*EXCERPTED PASSAGE:*
+++

Support student growth with trajectory-based performance tasks

This is the first in a series of posts by Christina Schneider and Robert Johnson about building trajectory-based performance tasks. Stay tuned for follow-up posts as well as a webinar on this topic.

Support Student Growth with Trajectory-Based Performance Tasks  - TLG-IMG-09032019

At the beginning of this decade, Common Core ushered in a new era of more rigorous academic standards for English language arts and math. The Next Generation Science Standards (NGSS) soon followed. The goals in both cases were important: prepare students for a more competitive global economy by raising the expectations of what they should know and be able to do by the time they leave high school.

But what does it actually look like when students are proficient in these standards? And how do you help them get there?

Proficiency and the gap between instruction and assessment

A student is proficient when they have demonstrated sufficient mastery of a state’s academic content standards, measured in some subjects by the end-of-year summative assessment. Definitions of proficiency can differ by state, but there’s one commonality: proficiency means that while not all content has to be mastered by a student, particular sets of content at particular levels of difficulty, integrated with related standards, must be.

Performance tasks are assignments or assessments that ask students to apply learning to create authentic work in a new context. This allows them to show what they know. Performance tasks can help bridge the gap between instruction and summative assessment. But as Gregory Cizek argues in “The widening gulf between large-scale and classroom assessment,” there is a growing rift between assignments teachers can develop for the classroom and what large scale assessment specialists have the time and resources to develop.

Performance tasks are assignments or assessments that ask students to apply learning to create authentic work in a new context.”

“Here’s the big problem,” he explains. “If it takes full-time, highly specialized expertise to generate a handful of standards-aligned items and tasks (with modest success), what prayer does a classroom teacher have of regularly producing them for routine classroom assessments?”

+++

*DATA EXTRACT:*
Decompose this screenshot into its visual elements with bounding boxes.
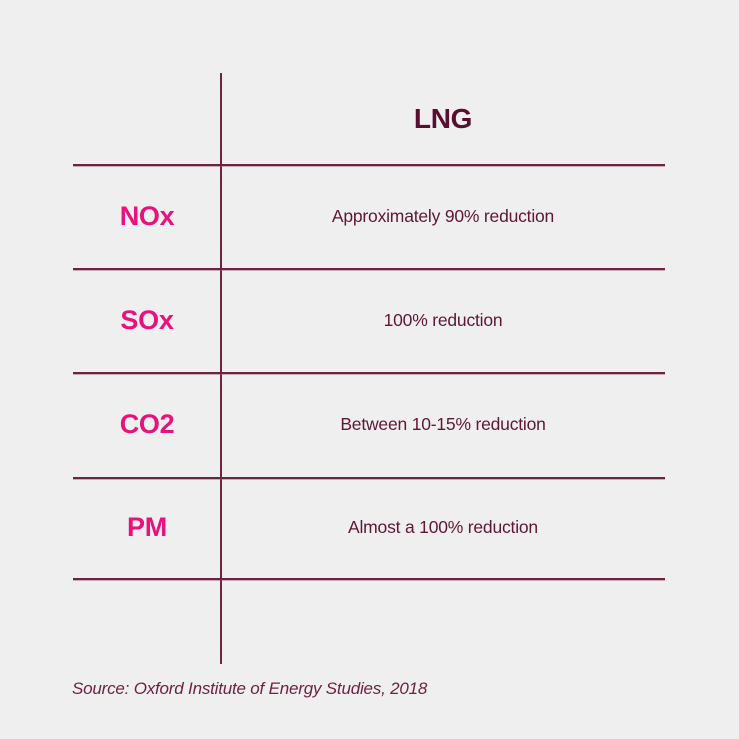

+++

*DO THIS:*
In the post on trajectory-based performance tasks, which standards soon followed Common Core?

*CORRECT RESULT:*
The Next Generation Science Standards (NGSS)